======== Data entries ========

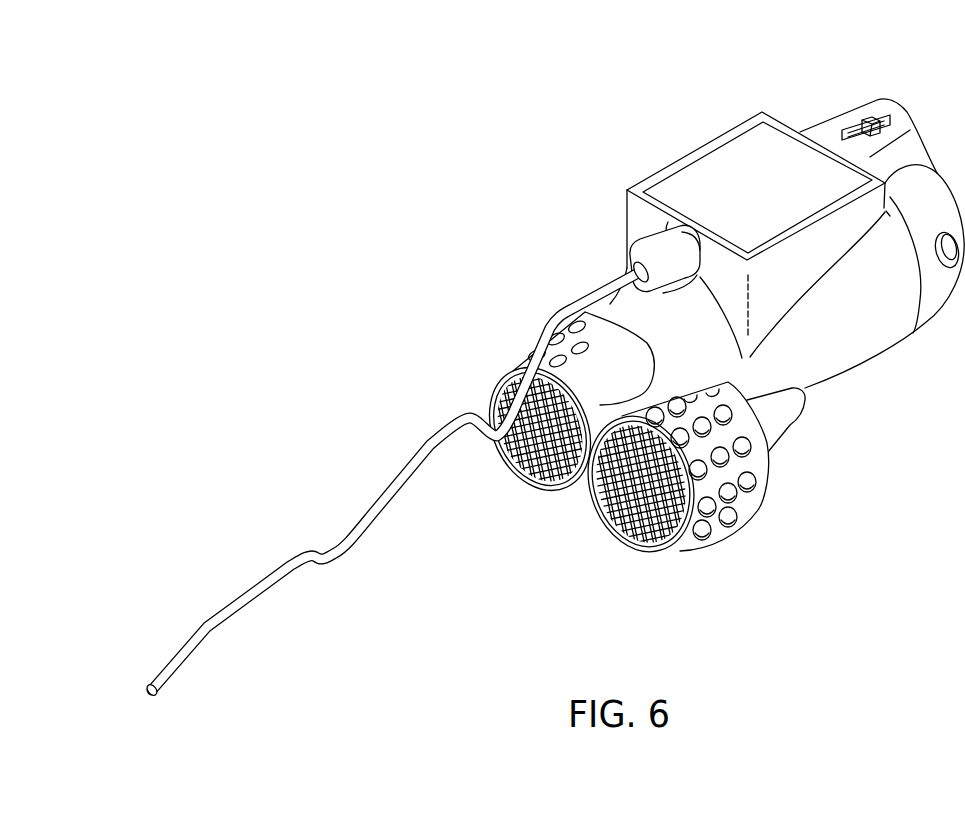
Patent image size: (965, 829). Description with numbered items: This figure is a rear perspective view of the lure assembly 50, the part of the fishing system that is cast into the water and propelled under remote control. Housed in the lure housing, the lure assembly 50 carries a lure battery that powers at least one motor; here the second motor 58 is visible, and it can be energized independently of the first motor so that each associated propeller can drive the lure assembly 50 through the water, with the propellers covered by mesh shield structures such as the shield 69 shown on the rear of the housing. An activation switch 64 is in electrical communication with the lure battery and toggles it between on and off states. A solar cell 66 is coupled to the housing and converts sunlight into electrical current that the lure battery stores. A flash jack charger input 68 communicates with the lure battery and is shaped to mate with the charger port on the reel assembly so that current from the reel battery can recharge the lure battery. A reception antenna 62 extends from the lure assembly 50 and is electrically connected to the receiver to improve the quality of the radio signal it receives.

The lure assembly 50 is at (554, 372).
The second motor 58 is at (780, 426).
The reception antenna 62 is at (212, 632).
The activation switch 64 is at (872, 120).
The solar cell 66 is at (720, 160).
The flash jack charger input 68 is at (615, 355).
The front treatment head 69 is at (738, 473).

========

Recast the lines of the records above as a Markdown table with two columns, Row and Text, giving each line a row number and omitting blank lines. Leave the pictures out of the answer.

### [The response]
| Row | Text |
|---|---|
| 1 | Patent image size: (965, 829). Description with numbered items: This figure is a rear perspective view of the lure assembly 50, the part of the fishing system that is cast into the water and propelled under remote control. Housed in the lure housing, the lure assembly 50 carries a lure battery that powers at least one motor; here the second motor 58 is visible, and it can be energized independently of the first motor so that each associated propeller can drive the lure assembly 50 through the water, with the propellers covered by mesh shield structures such as the shield 69 shown on the rear of the housing. An activation switch 64 is in electrical communication with the lure battery and toggles it between on and off states. A solar cell 66 is coupled to the housing and converts sunlight into electrical current that the lure battery stores. A flash jack charger input 68 communicates with the lure battery and is shaped to mate with the charger port on the reel assembly so that current from the reel battery can recharge the lure battery. A reception antenna 62 extends from the lure assembly 50 and is electrically connected to the receiver to improve the quality of the radio signal it receives. |
| 2 | The lure assembly 50 is at (554, 372). |
| 3 | The second motor 58 is at (780, 426). |
| 4 | The reception antenna 62 is at (212, 632). |
| 5 | The activation switch 64 is at (872, 120). |
| 6 | The solar cell 66 is at (720, 160). |
| 7 | The flash jack charger input 68 is at (615, 355). |
| 8 | The front treatment head 69 is at (738, 473). |